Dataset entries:
※

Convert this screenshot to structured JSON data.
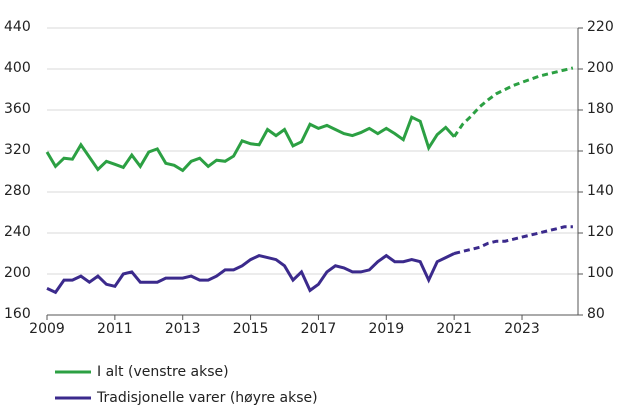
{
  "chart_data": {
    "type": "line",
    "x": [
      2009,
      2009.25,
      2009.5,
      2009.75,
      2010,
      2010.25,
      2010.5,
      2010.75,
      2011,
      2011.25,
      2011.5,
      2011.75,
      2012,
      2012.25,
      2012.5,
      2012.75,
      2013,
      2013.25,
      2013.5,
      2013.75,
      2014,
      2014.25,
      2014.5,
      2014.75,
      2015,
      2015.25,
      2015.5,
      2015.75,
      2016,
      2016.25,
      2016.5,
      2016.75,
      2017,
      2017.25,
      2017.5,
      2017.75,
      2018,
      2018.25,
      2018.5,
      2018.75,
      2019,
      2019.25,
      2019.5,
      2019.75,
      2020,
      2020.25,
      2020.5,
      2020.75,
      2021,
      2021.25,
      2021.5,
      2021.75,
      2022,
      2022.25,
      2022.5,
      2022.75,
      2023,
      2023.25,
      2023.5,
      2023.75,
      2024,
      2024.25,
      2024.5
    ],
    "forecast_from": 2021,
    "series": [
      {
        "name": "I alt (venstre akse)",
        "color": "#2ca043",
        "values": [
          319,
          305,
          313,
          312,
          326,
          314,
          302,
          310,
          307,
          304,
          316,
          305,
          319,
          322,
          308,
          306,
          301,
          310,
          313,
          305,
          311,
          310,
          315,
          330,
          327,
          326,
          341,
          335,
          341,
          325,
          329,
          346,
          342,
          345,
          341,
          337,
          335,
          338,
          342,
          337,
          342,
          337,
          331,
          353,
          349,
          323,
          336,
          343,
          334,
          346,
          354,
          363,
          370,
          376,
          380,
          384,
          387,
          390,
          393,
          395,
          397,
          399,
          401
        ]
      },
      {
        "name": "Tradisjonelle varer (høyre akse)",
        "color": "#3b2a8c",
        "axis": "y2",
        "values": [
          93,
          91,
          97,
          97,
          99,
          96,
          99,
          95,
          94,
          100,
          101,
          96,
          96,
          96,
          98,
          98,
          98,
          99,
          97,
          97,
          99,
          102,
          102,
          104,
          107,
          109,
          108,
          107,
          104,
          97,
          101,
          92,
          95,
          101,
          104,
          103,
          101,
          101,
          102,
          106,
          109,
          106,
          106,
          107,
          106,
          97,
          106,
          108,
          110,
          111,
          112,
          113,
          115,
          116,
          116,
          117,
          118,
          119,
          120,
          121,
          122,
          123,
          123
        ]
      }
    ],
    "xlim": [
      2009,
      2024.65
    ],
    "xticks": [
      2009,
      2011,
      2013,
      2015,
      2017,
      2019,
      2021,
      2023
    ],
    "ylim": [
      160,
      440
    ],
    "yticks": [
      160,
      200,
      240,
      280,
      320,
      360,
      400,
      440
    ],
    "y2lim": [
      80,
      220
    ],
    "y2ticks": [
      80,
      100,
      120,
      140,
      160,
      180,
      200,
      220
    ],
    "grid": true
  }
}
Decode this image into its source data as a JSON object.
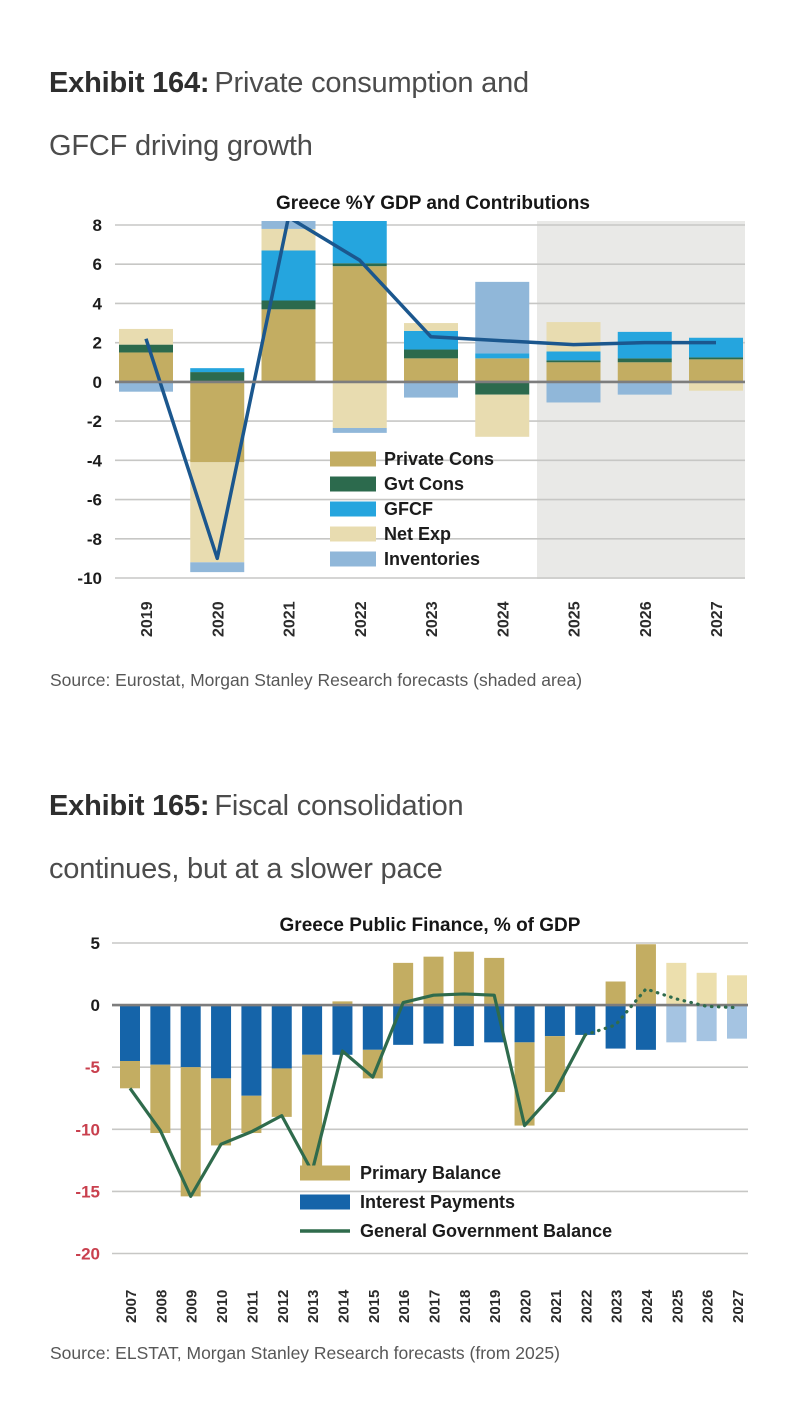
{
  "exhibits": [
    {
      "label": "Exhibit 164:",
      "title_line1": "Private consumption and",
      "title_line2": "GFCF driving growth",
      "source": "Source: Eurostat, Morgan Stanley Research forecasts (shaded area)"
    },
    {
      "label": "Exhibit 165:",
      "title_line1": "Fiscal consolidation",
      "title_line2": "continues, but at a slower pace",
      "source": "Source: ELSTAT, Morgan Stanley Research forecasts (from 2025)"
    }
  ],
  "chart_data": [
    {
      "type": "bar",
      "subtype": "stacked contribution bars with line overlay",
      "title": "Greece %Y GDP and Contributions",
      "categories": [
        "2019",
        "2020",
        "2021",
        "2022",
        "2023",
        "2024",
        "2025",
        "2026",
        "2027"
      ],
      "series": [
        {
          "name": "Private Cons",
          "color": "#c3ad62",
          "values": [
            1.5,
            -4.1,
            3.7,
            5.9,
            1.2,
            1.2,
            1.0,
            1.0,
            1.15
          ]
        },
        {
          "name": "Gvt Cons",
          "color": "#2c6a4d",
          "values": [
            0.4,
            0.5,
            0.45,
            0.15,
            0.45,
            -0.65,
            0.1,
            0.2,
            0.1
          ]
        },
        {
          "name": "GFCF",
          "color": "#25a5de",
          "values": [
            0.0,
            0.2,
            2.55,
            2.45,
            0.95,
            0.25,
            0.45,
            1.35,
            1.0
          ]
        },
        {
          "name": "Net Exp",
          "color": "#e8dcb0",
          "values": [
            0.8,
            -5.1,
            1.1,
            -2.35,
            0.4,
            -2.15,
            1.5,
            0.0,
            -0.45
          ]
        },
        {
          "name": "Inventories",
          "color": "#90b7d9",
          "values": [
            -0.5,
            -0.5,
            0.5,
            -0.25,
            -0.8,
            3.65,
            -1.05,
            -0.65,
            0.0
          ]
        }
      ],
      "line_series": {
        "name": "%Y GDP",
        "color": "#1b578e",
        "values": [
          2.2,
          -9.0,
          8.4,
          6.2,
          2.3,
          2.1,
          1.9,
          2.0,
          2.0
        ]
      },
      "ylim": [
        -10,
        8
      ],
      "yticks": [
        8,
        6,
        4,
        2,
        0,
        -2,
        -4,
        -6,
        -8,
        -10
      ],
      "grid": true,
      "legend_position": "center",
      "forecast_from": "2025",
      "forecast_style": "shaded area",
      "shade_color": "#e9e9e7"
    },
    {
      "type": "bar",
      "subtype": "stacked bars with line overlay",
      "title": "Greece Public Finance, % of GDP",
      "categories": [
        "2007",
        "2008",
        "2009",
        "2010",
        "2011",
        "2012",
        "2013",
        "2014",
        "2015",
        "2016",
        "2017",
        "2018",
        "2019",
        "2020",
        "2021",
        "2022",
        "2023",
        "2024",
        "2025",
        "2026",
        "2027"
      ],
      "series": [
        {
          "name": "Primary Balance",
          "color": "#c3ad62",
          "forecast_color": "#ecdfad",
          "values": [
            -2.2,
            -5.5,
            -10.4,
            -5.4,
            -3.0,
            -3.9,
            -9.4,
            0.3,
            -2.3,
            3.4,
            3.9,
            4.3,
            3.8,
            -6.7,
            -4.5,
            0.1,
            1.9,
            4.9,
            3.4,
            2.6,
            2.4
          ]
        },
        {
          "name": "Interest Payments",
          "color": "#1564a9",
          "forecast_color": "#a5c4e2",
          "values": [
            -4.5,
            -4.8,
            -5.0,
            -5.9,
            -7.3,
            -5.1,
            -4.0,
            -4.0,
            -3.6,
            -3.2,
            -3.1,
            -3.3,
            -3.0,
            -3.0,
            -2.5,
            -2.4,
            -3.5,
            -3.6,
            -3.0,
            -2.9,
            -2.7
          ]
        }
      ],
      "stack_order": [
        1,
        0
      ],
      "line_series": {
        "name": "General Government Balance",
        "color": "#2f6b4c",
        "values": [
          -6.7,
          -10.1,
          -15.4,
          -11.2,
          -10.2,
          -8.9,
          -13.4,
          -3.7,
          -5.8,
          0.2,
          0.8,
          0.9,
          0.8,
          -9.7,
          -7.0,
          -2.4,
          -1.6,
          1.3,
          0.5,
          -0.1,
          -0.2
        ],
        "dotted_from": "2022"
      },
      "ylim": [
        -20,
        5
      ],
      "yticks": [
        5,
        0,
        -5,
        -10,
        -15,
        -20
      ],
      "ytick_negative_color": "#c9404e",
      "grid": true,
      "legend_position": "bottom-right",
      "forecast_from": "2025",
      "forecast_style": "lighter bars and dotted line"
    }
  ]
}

※

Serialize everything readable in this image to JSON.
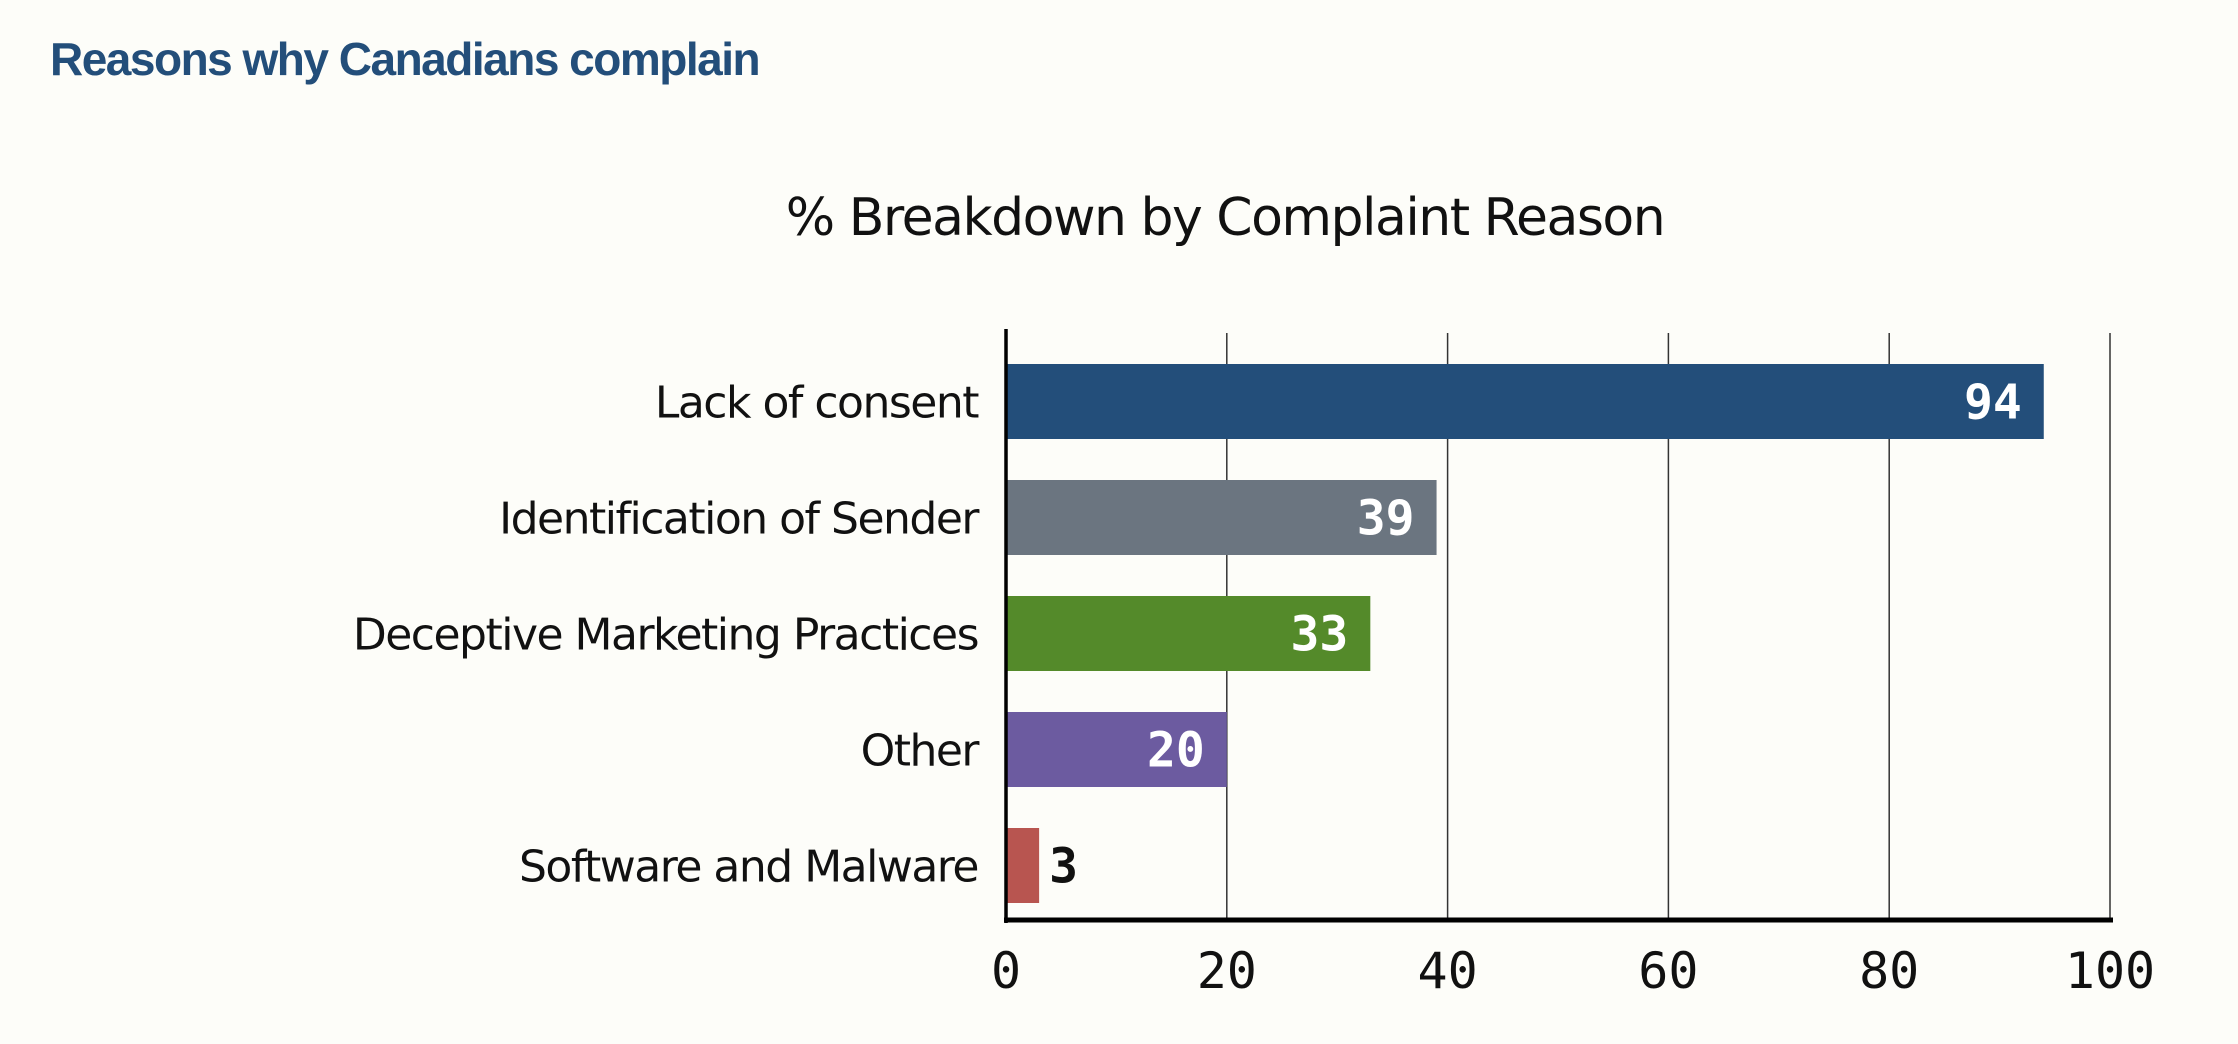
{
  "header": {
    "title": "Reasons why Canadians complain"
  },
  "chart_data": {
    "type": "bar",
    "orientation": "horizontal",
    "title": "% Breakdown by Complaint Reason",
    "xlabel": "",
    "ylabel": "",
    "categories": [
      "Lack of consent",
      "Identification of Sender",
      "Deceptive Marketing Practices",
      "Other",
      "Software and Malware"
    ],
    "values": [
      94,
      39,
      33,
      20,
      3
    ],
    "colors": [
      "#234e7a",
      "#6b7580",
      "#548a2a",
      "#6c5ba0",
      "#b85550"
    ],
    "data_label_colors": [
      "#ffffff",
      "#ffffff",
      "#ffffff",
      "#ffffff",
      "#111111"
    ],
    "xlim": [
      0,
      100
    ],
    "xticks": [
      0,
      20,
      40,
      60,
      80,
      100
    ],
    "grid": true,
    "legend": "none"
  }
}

※

# Task to carry out
Lines that hold "area" are the ones to copy; find all of them.

# Complete output
      "source": "Source: Eurostat, Morgan Stanley Research forecasts (shaded area)"
      "forecast_style": "shaded area",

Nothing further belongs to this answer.